+++ Record extracts
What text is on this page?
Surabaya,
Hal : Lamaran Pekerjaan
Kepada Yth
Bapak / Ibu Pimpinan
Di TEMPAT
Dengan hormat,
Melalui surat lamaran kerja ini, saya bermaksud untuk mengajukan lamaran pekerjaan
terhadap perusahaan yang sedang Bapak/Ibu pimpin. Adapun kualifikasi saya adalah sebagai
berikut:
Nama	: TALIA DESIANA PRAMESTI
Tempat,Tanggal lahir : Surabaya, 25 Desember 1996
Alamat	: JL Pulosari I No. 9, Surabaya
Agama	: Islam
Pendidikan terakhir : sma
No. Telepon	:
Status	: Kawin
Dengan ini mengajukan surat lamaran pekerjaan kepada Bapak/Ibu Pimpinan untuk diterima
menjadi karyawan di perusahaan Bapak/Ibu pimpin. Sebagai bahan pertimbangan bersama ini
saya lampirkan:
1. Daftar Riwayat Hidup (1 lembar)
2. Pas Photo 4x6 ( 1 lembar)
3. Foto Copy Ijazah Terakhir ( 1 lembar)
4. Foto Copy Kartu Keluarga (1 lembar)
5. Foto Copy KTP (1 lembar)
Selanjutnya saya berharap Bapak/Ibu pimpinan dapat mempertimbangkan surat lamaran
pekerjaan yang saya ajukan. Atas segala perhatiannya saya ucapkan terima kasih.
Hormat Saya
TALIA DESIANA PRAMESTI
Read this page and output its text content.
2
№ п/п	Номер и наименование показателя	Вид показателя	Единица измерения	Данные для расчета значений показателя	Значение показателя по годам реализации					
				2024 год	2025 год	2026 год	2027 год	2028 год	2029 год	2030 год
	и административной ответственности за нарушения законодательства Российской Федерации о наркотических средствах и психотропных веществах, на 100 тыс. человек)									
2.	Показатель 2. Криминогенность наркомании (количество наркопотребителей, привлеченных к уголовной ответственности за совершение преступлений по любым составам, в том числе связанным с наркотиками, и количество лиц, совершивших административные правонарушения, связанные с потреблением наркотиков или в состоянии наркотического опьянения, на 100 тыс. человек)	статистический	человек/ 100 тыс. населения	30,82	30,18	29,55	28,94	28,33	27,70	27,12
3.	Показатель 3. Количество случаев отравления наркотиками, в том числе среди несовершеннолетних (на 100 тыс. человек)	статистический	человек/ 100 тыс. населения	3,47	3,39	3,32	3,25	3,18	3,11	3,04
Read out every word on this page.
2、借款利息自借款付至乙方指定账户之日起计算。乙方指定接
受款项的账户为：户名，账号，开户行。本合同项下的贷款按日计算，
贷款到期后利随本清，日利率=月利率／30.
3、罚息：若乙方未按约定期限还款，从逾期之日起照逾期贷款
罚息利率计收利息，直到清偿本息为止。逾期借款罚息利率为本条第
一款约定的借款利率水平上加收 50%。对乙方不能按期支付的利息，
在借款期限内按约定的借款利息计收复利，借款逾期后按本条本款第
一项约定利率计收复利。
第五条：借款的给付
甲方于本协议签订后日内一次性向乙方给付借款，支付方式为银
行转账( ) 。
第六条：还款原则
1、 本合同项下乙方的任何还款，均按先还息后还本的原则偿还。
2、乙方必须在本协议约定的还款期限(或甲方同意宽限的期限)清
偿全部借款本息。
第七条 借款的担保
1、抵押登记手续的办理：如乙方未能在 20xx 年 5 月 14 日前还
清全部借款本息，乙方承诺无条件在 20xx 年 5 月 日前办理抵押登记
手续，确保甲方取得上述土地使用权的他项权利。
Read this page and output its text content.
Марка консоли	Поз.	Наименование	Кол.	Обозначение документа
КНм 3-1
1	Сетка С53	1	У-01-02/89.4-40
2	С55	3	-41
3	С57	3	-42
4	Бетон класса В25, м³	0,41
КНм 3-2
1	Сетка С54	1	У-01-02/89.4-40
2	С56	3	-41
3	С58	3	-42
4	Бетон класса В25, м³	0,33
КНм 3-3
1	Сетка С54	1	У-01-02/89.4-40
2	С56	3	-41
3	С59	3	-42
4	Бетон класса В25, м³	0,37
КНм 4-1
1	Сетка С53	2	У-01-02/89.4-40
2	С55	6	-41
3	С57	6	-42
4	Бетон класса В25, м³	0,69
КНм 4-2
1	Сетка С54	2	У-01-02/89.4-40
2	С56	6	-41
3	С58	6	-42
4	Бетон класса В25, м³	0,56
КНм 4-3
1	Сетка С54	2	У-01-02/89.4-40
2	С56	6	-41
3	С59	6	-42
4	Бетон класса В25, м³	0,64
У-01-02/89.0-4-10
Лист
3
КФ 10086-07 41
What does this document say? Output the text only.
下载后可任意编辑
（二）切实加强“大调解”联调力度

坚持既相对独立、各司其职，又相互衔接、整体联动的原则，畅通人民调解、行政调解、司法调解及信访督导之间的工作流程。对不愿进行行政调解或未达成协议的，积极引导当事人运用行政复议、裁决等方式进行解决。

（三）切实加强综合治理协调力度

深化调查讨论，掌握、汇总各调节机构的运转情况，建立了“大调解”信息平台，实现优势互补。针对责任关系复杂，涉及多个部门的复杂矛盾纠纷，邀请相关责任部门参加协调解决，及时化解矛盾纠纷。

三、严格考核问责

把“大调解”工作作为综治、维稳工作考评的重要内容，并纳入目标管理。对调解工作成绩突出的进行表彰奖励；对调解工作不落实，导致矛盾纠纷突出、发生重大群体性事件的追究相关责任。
++++++
__Task statement__
Pull out each record as written and restate it exactly.

__Exercise answer__
What text is on this page?
Surabaya,
Hal : Lamaran Pekerjaan
Kepada Yth
Bapak / Ibu Pimpinan
Di TEMPAT
Dengan hormat,
Melalui surat lamaran kerja ini, saya bermaksud untuk mengajukan lamaran pekerjaan
terhadap perusahaan yang sedang Bapak/Ibu pimpin. Adapun kualifikasi saya adalah sebagai
berikut:
Nama	: TALIA DESIANA PRAMESTI
Tempat,Tanggal lahir : Surabaya, 25 Desember 1996
Alamat	: JL Pulosari I No. 9, Surabaya
Agama	: Islam
Pendidikan terakhir : sma
No. Telepon	:
Status	: Kawin
Dengan ini mengajukan surat lamaran pekerjaan kepada Bapak/Ibu Pimpinan untuk diterima
menjadi karyawan di perusahaan Bapak/Ibu pimpin. Sebagai bahan pertimbangan bersama ini
saya lampirkan:
1. Daftar Riwayat Hidup (1 lembar)
2. Pas Photo 4x6 ( 1 lembar)
3. Foto Copy Ijazah Terakhir ( 1 lembar)
4. Foto Copy Kartu Keluarga (1 lembar)
5. Foto Copy KTP (1 lembar)
Selanjutnya saya berharap Bapak/Ibu pimpinan dapat mempertimbangkan surat lamaran
pekerjaan yang saya ajukan. Atas segala perhatiannya saya ucapkan terima kasih.
Hormat Saya
TALIA DESIANA PRAMESTI
Read this page and output its text content.
2
№ п/п	Номер и наименование показателя	Вид показателя	Единица измерения	Данные для расчета значений показателя	Значение показателя по годам реализации					
				2024 год	2025 год	2026 год	2027 год	2028 год	2029 год	2030 год
	и административной ответственности за нарушения законодательства Российской Федерации о наркотических средствах и психотропных веществах, на 100 тыс. человек)									
2.	Показатель 2. Криминогенность наркомании (количество наркопотребителей, привлеченных к уголовной ответственности за совершение преступлений по любым составам, в том числе связанным с наркотиками, и количество лиц, совершивших административные правонарушения, связанные с потреблением наркотиков или в состоянии наркотического опьянения, на 100 тыс. человек)	статистический	человек/ 100 тыс. населения	30,82	30,18	29,55	28,94	28,33	27,70	27,12
3.	Показатель 3. Количество случаев отравления наркотиками, в том числе среди несовершеннолетних (на 100 тыс. человек)	статистический	человек/ 100 тыс. населения	3,47	3,39	3,32	3,25	3,18	3,11	3,04
Read out every word on this page.
2、借款利息自借款付至乙方指定账户之日起计算。乙方指定接
受款项的账户为：户名，账号，开户行。本合同项下的贷款按日计算，
贷款到期后利随本清，日利率=月利率／30.
3、罚息：若乙方未按约定期限还款，从逾期之日起照逾期贷款
罚息利率计收利息，直到清偿本息为止。逾期借款罚息利率为本条第
一款约定的借款利率水平上加收 50%。对乙方不能按期支付的利息，
在借款期限内按约定的借款利息计收复利，借款逾期后按本条本款第
一项约定利率计收复利。
第五条：借款的给付
甲方于本协议签订后日内一次性向乙方给付借款，支付方式为银
行转账( ) 。
第六条：还款原则
1、 本合同项下乙方的任何还款，均按先还息后还本的原则偿还。
2、乙方必须在本协议约定的还款期限(或甲方同意宽限的期限)清
偿全部借款本息。
第七条 借款的担保
1、抵押登记手续的办理：如乙方未能在 20xx 年 5 月 14 日前还
清全部借款本息，乙方承诺无条件在 20xx 年 5 月 日前办理抵押登记
手续，确保甲方取得上述土地使用权的他项权利。
Read this page and output its text content.
Марка консоли	Поз.	Наименование	Кол.	Обозначение документа
КНм 3-1
1	Сетка С53	1	У-01-02/89.4-40
2	С55	3	-41
3	С57	3	-42
4	Бетон класса В25, м³	0,41
КНм 3-2
1	Сетка С54	1	У-01-02/89.4-40
2	С56	3	-41
3	С58	3	-42
4	Бетон класса В25, м³	0,33
КНм 3-3
1	Сетка С54	1	У-01-02/89.4-40
2	С56	3	-41
3	С59	3	-42
4	Бетон класса В25, м³	0,37
КНм 4-1
1	Сетка С53	2	У-01-02/89.4-40
2	С55	6	-41
3	С57	6	-42
4	Бетон класса В25, м³	0,69
КНм 4-2
1	Сетка С54	2	У-01-02/89.4-40
2	С56	6	-41
3	С58	6	-42
4	Бетон класса В25, м³	0,56
КНм 4-3
1	Сетка С54	2	У-01-02/89.4-40
2	С56	6	-41
3	С59	6	-42
4	Бетон класса В25, м³	0,64
У-01-02/89.0-4-10
Лист
3
КФ 10086-07 41
What does this document say? Output the text only.
下载后可任意编辑
（二）切实加强“大调解”联调力度

坚持既相对独立、各司其职，又相互衔接、整体联动的原则，畅通人民调解、行政调解、司法调解及信访督导之间的工作流程。对不愿进行行政调解或未达成协议的，积极引导当事人运用行政复议、裁决等方式进行解决。

（三）切实加强综合治理协调力度

深化调查讨论，掌握、汇总各调节机构的运转情况，建立了“大调解”信息平台，实现优势互补。针对责任关系复杂，涉及多个部门的复杂矛盾纠纷，邀请相关责任部门参加协调解决，及时化解矛盾纠纷。

三、严格考核问责

把“大调解”工作作为综治、维稳工作考评的重要内容，并纳入目标管理。对调解工作成绩突出的进行表彰奖励；对调解工作不落实，导致矛盾纠纷突出、发生重大群体性事件的追究相关责任。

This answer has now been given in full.